> [The data]:
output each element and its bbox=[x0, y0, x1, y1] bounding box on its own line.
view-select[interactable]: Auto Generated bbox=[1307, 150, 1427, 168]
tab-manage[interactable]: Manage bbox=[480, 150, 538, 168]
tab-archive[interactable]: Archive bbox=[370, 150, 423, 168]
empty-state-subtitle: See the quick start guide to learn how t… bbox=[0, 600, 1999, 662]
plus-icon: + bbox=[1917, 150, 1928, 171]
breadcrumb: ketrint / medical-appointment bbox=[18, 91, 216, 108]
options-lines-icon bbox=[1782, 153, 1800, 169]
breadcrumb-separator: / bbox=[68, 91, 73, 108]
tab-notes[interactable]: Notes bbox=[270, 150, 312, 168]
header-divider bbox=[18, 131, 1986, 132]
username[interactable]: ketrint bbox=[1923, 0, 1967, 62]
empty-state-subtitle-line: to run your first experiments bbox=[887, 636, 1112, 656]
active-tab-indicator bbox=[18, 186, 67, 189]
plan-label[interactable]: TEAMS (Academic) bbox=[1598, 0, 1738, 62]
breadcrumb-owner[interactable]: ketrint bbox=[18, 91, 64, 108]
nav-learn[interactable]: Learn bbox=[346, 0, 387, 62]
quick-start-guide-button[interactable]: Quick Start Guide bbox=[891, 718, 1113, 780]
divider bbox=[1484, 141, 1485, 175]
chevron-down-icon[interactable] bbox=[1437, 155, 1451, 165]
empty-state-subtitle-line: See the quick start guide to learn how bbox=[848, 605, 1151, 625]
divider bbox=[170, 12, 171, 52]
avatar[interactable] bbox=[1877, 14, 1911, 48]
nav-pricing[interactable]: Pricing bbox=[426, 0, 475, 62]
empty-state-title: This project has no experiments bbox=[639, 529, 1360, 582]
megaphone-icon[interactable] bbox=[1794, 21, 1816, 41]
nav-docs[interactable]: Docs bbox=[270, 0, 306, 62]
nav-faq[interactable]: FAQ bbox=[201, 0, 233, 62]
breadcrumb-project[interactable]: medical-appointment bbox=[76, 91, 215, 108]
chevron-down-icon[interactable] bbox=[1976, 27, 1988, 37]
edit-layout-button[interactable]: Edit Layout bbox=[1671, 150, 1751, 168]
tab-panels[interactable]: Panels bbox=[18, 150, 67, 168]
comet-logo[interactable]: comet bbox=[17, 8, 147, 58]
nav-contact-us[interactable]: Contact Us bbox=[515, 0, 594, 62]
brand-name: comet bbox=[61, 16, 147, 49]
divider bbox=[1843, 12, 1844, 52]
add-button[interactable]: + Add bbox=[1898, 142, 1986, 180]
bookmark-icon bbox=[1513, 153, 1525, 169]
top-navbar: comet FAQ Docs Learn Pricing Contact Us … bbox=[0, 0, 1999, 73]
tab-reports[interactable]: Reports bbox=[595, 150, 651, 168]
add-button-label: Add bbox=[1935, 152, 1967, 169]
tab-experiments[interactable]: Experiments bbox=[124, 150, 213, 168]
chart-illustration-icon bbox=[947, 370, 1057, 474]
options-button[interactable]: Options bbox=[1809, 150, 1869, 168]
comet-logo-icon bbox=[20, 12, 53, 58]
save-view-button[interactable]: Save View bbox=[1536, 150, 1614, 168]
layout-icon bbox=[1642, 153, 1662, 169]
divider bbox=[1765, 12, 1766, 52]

> [To be done]:
Rewrite all the lines above, changing every "comet" to "orbit" and leaving everything else as it is.

> [Written answer]:
output each element and its bbox=[x0, y0, x1, y1] bounding box on its own line.
view-select[interactable]: Auto Generated bbox=[1307, 150, 1427, 168]
tab-manage[interactable]: Manage bbox=[480, 150, 538, 168]
tab-archive[interactable]: Archive bbox=[370, 150, 423, 168]
empty-state-subtitle: See the quick start guide to learn how t… bbox=[0, 600, 1999, 662]
plus-icon: + bbox=[1917, 150, 1928, 171]
breadcrumb: ketrint / medical-appointment bbox=[18, 91, 216, 108]
options-lines-icon bbox=[1782, 153, 1800, 169]
breadcrumb-separator: / bbox=[68, 91, 73, 108]
tab-notes[interactable]: Notes bbox=[270, 150, 312, 168]
header-divider bbox=[18, 131, 1986, 132]
username[interactable]: ketrint bbox=[1923, 0, 1967, 62]
empty-state-subtitle-line: to run your first experiments bbox=[887, 636, 1112, 656]
active-tab-indicator bbox=[18, 186, 67, 189]
plan-label[interactable]: TEAMS (Academic) bbox=[1598, 0, 1738, 62]
breadcrumb-owner[interactable]: ketrint bbox=[18, 91, 64, 108]
nav-learn[interactable]: Learn bbox=[346, 0, 387, 62]
quick-start-guide-button[interactable]: Quick Start Guide bbox=[891, 718, 1113, 780]
divider bbox=[1484, 141, 1485, 175]
chevron-down-icon[interactable] bbox=[1437, 155, 1451, 165]
empty-state-subtitle-line: See the quick start guide to learn how bbox=[848, 605, 1151, 625]
divider bbox=[170, 12, 171, 52]
avatar[interactable] bbox=[1877, 14, 1911, 48]
nav-pricing[interactable]: Pricing bbox=[426, 0, 475, 62]
empty-state-title: This project has no experiments bbox=[639, 529, 1360, 582]
megaphone-icon[interactable] bbox=[1794, 21, 1816, 41]
nav-docs[interactable]: Docs bbox=[270, 0, 306, 62]
nav-faq[interactable]: FAQ bbox=[201, 0, 233, 62]
breadcrumb-project[interactable]: medical-appointment bbox=[76, 91, 215, 108]
chevron-down-icon[interactable] bbox=[1976, 27, 1988, 37]
edit-layout-button[interactable]: Edit Layout bbox=[1671, 150, 1751, 168]
tab-panels[interactable]: Panels bbox=[18, 150, 67, 168]
orbit-logo[interactable]: orbit bbox=[17, 8, 147, 58]
nav-contact-us[interactable]: Contact Us bbox=[515, 0, 594, 62]
brand-name: orbit bbox=[61, 16, 147, 49]
divider bbox=[1843, 12, 1844, 52]
add-button[interactable]: + Add bbox=[1898, 142, 1986, 180]
bookmark-icon bbox=[1513, 153, 1525, 169]
top-navbar: orbit FAQ Docs Learn Pricing Contact Us … bbox=[0, 0, 1999, 73]
tab-reports[interactable]: Reports bbox=[595, 150, 651, 168]
add-button-label: Add bbox=[1935, 152, 1967, 169]
tab-experiments[interactable]: Experiments bbox=[124, 150, 213, 168]
chart-illustration-icon bbox=[947, 370, 1057, 474]
options-button[interactable]: Options bbox=[1809, 150, 1869, 168]
orbit-logo-icon bbox=[20, 12, 53, 58]
save-view-button[interactable]: Save View bbox=[1536, 150, 1614, 168]
layout-icon bbox=[1642, 153, 1662, 169]
divider bbox=[1765, 12, 1766, 52]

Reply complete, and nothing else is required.